● Text segment
=-=-=-=-=
Question

$\displaystyle \sf \purple{\lim_{n \to \infty} \frac{1}{n} \biggl \{ \displaystyle{\sf \prod_{r = 1} ^{n}} \sf (m + r) \biggl \} {}^{ \frac{1}{n} } }$

$\huge \dag \sf{No \: Spam}$​

Answer 1

Answer:

$\large\underline{\sf{Solution-}}$

Given expression is

$\rm :\longmapsto\:\displaystyle \sf {\lim_{n \to \infty} \frac{1}{n} \biggl \{ \displaystyle{\sf \prod_{r = 1} ^{n}} \sf (m + r) \biggl \} {}^{ \frac{1}{n} } }$

Let assume that

$\rm :\longmapsto\:y = \displaystyle \sf {\lim_{n \to \infty} \frac{1}{n} \biggl \{ \displaystyle{\sf \prod_{r = 1} ^{n}} \sf (m + r) \biggl \} {}^{ \frac{1}{n} } }$

can be rewritten as

$\rm :\longmapsto\:y = \displaystyle \lim_{n \to \infty} \frac{1}{n} \biggl \{ (m + 1)(m + 2). \: . \: . \: .(m + n) \bigg\} {}^{ \dfrac{1}{n} }$

$\rm :\longmapsto\:y = \displaystyle \lim_{n \to \infty}\biggl \{ \dfrac{(m + 1)(m + 2). \: . \: . \: .(m + n)}{ {n}^{n} } \bigg\} {}^{ \dfrac{1}{n} }$

can be further rewritten as

$\rm :\longmapsto\:y = \displaystyle \lim_{n \to \infty}\biggl \{ \dfrac{(m + 1)(m + 2). \: . \: . \: .(m + n)}{n.n....n} \bigg\} {}^{ \dfrac{1}{n} }$

$\rm :\longmapsto\:y = \displaystyle \lim_{n \to \infty}\biggl \{\dfrac{m + 1}{n} .\dfrac{m + 2}{n} - - -\dfrac{m + n}{n} \bigg\} {}^{ \dfrac{1}{n} }$

Now, taking log on both sides, we get

$\rm :\longmapsto\:logy = log\displaystyle \lim_{n \to \infty}\biggl \{\dfrac{m + 1}{n} .\dfrac{m + 2}{n} - - -\dfrac{m + n}{n} \bigg\} {}^{ \dfrac{1}{n} }$

$\rm :\longmapsto\:logy = \displaystyle \lim_{n \to \infty}log\biggl \{\dfrac{m + 1}{n} .\dfrac{m + 2}{n} - - -\dfrac{m + n}{n} \bigg\} {}^{ \dfrac{1}{n} }$

$\rm :\longmapsto\:logy = \displaystyle \lim_{n \to \infty}log\biggl \{\dfrac{m + 1}{n} .\dfrac{m + 2}{n} - - -\dfrac{m + n}{n} \bigg\} {}^{ \dfrac{1}{n} }$

$\rm :\longmapsto\:logy = \displaystyle \lim_{n \to \infty} \frac{1}{n} log\biggl \{\dfrac{m + 1}{n} .\dfrac{m + 2}{n} - - -\dfrac{m + n}{n} \bigg\} {}^{}$

$\rm :\longmapsto\:logy = \displaystyle \lim_{n \to \infty} \frac{1}{n} \biggl \{log\dfrac{m + 1}{n} + log\dfrac{m + 2}{n} + - - log\dfrac{m + n}{n} \bigg\} {}^{}$

which can be rewritten as

$\rm :\longmapsto\:logy = \displaystyle \lim_{n \to \infty} \frac{1}{n} \displaystyle\sum_{r=1}^n\biggl \{log\dfrac{m + r}{n} \bigg\}$

Now, We consider 3 different cases.
=-=-=-=-=
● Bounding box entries
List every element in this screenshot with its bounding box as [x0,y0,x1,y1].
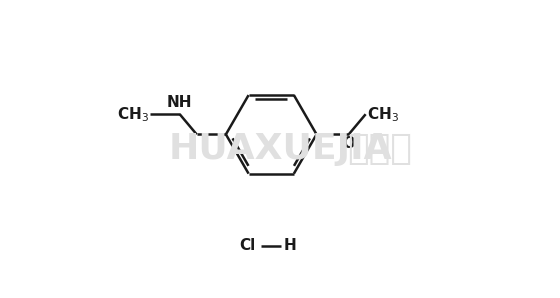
Text: HUAXUEJIA: HUAXUEJIA [168,132,392,166]
Text: NH: NH [167,95,193,110]
Text: CH$_3$: CH$_3$ [367,105,399,124]
Text: Cl: Cl [239,238,255,253]
Text: O: O [342,136,355,151]
Text: H: H [284,238,297,253]
Text: 化学加: 化学加 [347,132,412,166]
Text: CH$_3$: CH$_3$ [117,105,149,124]
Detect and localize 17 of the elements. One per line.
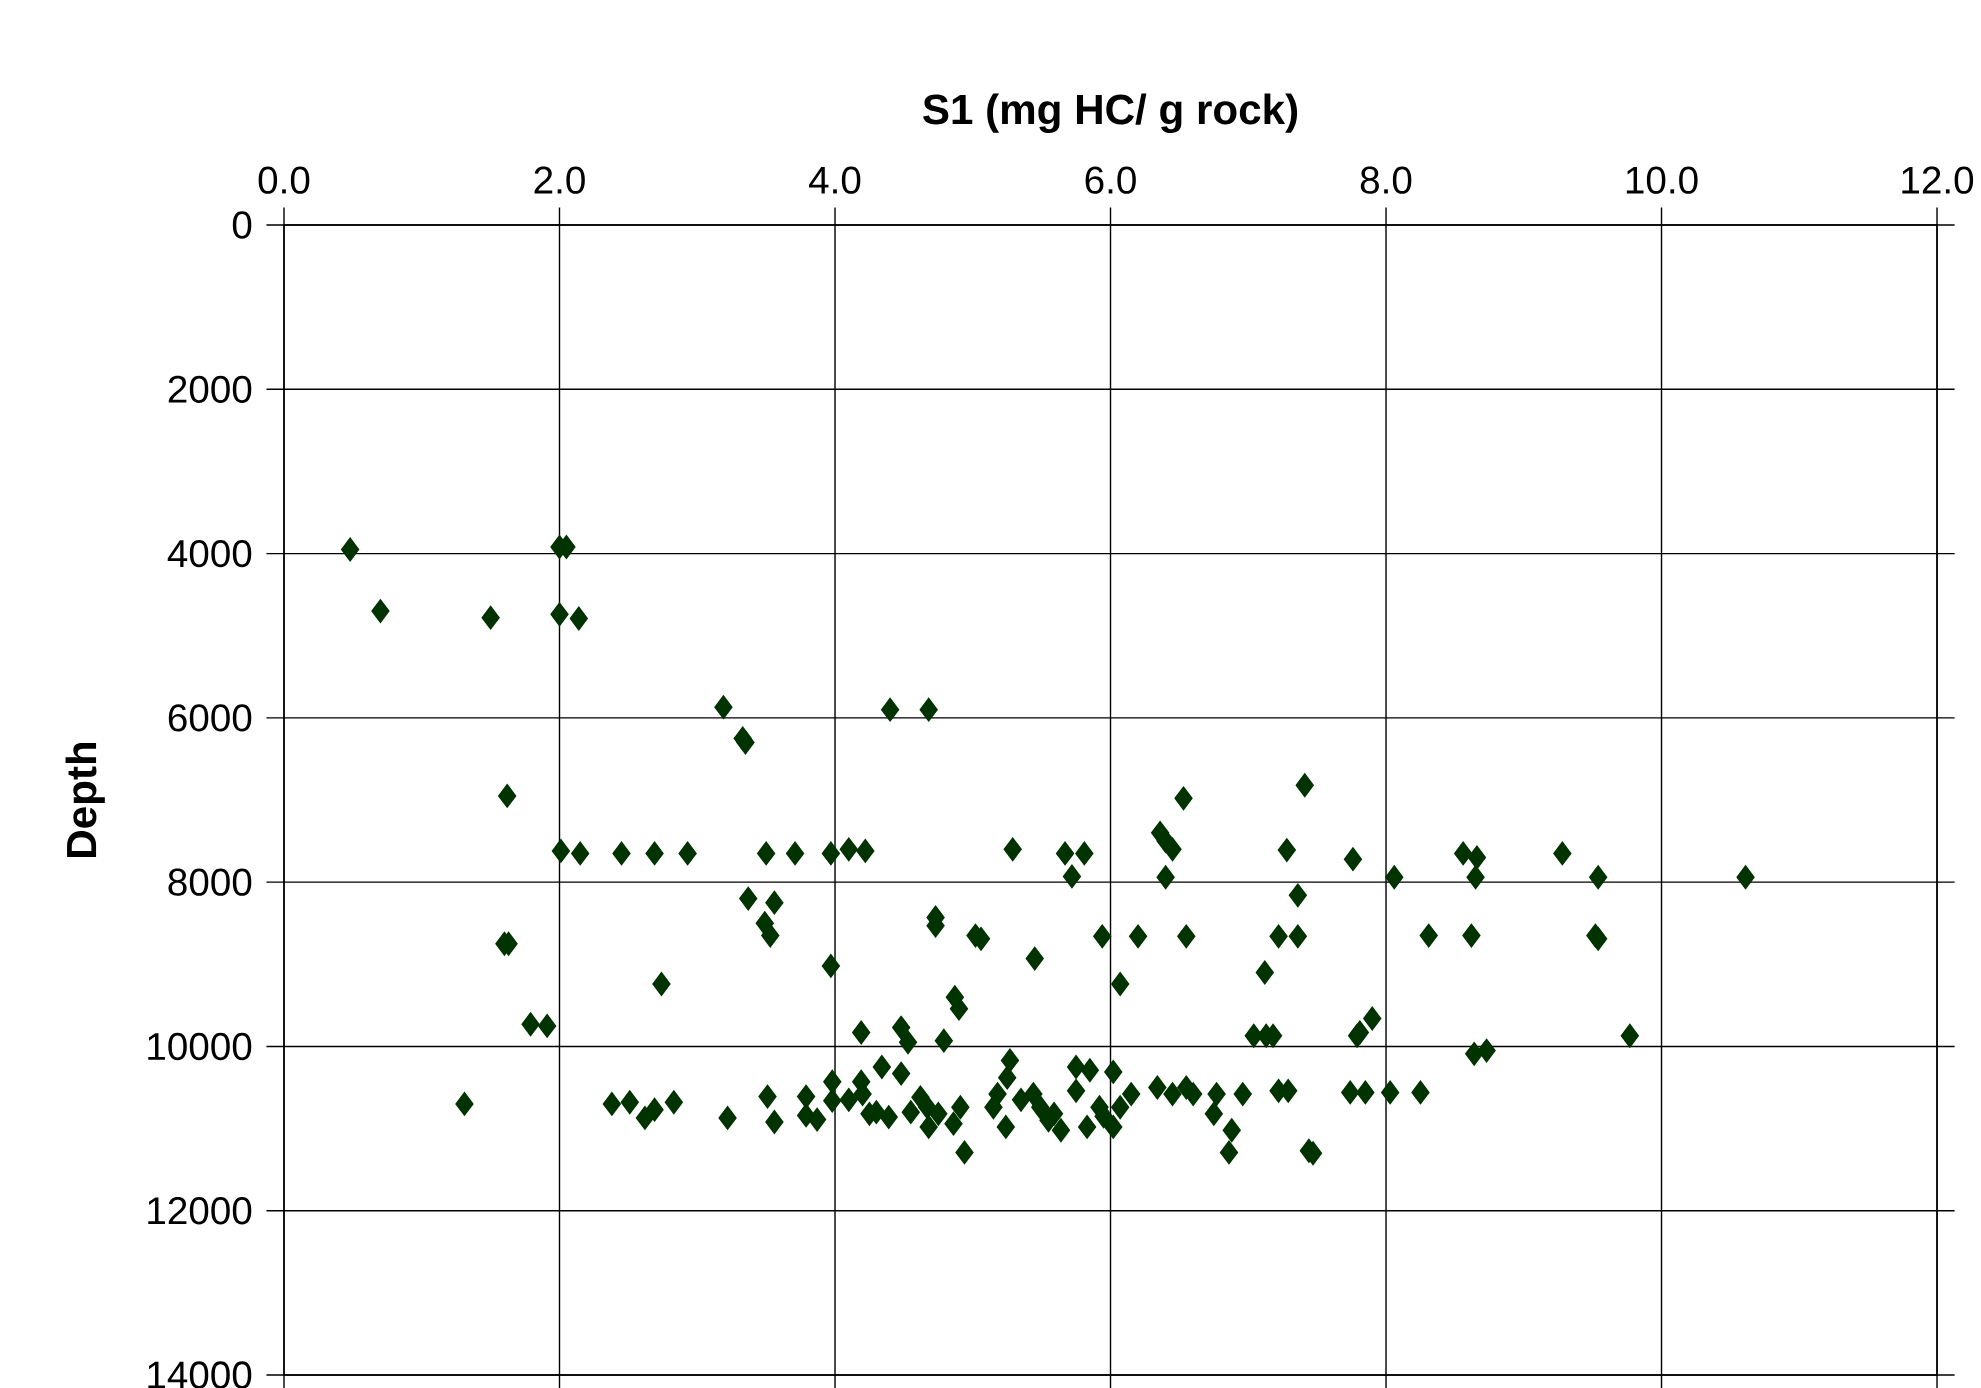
=-=-=-=-=
● Things to do
**a.** Write out the part of the limit thread starting at "which can be" and ending at "3 different cases.", with no changes.
**b.** From the records, extract the lines starting at the first one and ending at the line containing "Text: O: O [342,136,355,151]", without altering them. Omit the pictures.
The limit thread and the records are unrelated to each other.

● Answer list
**a.**
which can be rewritten as

$\rm :\longmapsto\:logy = \displaystyle \lim_{n \to \infty} \frac{1}{n} \displaystyle\sum_{r=1}^n\biggl \{log\dfrac{m + r}{n} \bigg\}$

Now, We consider 3 different cases.

**b.**
List every element in this screenshot with its bounding box as [x0,y0,x1,y1].
Text: HUAXUEJIA: HUAXUEJIA [168,132,392,166]
Text: NH: NH [167,95,193,110]
Text: CH$_3$: CH$_3$ [367,105,399,124]
Text: Cl: Cl [239,238,255,253]
Text: O: O [342,136,355,151]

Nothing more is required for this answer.